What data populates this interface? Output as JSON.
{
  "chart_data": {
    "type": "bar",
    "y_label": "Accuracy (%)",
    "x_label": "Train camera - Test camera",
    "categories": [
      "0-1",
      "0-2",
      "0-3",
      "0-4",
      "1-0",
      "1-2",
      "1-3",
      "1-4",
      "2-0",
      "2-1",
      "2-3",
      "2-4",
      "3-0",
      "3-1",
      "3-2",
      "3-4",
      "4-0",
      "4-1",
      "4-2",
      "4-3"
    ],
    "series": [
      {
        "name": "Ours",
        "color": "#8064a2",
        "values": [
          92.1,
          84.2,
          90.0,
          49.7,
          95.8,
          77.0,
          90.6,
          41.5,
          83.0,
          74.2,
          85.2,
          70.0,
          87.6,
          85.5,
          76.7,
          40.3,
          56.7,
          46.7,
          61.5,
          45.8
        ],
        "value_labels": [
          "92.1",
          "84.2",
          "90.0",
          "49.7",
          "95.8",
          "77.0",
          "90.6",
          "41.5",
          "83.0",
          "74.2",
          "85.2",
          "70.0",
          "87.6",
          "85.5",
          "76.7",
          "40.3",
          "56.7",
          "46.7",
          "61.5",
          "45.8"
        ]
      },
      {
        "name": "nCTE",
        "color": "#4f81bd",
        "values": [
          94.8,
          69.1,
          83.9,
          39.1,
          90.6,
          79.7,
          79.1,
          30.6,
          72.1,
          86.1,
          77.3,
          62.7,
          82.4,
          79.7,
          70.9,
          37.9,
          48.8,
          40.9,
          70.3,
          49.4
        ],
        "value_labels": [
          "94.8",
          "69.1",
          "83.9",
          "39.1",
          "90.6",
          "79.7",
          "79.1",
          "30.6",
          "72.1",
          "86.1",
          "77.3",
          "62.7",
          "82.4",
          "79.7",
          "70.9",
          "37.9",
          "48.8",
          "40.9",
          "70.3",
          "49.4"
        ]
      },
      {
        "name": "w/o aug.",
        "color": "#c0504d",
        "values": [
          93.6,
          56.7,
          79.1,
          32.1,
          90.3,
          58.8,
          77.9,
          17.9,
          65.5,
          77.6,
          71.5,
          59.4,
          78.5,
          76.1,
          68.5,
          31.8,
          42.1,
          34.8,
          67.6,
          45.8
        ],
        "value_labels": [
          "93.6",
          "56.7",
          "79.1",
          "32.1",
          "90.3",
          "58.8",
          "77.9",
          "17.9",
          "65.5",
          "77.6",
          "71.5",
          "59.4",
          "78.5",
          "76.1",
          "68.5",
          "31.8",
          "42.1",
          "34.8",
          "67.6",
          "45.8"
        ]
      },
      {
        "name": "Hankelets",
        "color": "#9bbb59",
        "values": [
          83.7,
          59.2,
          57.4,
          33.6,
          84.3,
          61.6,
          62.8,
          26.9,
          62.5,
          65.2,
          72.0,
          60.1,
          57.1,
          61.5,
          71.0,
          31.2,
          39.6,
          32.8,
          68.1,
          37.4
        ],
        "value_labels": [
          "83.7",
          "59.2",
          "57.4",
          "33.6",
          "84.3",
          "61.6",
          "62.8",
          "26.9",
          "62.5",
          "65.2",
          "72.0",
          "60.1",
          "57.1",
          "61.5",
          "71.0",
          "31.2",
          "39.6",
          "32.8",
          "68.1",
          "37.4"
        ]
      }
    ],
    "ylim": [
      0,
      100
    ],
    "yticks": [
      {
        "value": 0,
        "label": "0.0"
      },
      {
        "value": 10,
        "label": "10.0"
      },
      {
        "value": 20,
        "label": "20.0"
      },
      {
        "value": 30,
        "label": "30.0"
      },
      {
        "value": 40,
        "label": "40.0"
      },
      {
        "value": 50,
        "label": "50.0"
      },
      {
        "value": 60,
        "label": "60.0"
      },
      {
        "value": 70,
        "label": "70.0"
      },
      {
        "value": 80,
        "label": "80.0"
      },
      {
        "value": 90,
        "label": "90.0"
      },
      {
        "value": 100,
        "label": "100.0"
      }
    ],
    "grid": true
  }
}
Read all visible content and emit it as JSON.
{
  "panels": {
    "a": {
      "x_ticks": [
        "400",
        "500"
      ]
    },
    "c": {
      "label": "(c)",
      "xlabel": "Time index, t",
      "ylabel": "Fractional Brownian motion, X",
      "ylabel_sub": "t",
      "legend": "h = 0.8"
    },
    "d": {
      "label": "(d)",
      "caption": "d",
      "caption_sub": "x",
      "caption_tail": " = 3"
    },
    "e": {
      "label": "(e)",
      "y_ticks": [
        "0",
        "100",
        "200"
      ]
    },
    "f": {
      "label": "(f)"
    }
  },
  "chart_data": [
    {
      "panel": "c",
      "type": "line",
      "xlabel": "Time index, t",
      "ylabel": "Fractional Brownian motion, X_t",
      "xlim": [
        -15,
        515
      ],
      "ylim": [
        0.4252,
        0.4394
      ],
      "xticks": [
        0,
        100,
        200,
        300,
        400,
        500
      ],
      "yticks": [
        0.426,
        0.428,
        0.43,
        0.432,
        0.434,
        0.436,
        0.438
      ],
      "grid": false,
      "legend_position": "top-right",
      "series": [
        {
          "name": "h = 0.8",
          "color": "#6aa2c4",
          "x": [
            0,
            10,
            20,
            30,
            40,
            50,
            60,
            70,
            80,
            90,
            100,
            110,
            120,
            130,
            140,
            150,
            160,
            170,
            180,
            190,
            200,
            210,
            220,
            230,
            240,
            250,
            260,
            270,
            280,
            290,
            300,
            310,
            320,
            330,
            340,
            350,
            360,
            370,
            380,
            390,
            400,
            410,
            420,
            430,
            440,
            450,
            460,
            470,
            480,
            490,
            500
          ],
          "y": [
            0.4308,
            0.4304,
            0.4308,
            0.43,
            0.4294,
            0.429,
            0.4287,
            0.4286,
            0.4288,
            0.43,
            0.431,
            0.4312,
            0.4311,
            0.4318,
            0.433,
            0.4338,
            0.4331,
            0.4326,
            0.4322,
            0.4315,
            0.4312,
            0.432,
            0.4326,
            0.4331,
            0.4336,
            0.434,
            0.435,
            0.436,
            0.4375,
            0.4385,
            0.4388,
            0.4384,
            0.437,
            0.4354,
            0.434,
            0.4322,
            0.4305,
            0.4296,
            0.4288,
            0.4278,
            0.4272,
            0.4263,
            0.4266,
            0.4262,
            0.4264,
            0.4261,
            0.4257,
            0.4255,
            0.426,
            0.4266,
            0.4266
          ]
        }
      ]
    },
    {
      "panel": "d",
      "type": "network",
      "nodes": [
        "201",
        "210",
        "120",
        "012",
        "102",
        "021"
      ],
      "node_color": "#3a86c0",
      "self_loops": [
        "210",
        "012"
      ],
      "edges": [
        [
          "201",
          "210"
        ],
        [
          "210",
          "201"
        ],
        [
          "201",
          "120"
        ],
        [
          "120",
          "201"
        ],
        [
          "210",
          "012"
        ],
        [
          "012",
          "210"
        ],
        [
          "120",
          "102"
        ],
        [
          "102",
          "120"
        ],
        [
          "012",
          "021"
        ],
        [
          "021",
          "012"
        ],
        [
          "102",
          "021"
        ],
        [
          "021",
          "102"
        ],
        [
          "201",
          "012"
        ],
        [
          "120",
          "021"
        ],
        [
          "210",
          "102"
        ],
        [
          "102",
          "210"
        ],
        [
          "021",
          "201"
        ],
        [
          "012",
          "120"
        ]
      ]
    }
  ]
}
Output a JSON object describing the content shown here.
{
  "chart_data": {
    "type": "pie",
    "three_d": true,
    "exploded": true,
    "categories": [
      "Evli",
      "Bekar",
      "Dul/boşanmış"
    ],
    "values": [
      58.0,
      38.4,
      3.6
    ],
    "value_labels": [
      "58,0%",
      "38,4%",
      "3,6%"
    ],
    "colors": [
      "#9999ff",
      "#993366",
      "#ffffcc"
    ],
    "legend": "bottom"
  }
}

━━━━━━━━

Challenge: In the listing above, locate each line with "type" and copy it.

The answer:
    "type": "bar",
      "type": "line",
      "type": "network",
    "type": "pie",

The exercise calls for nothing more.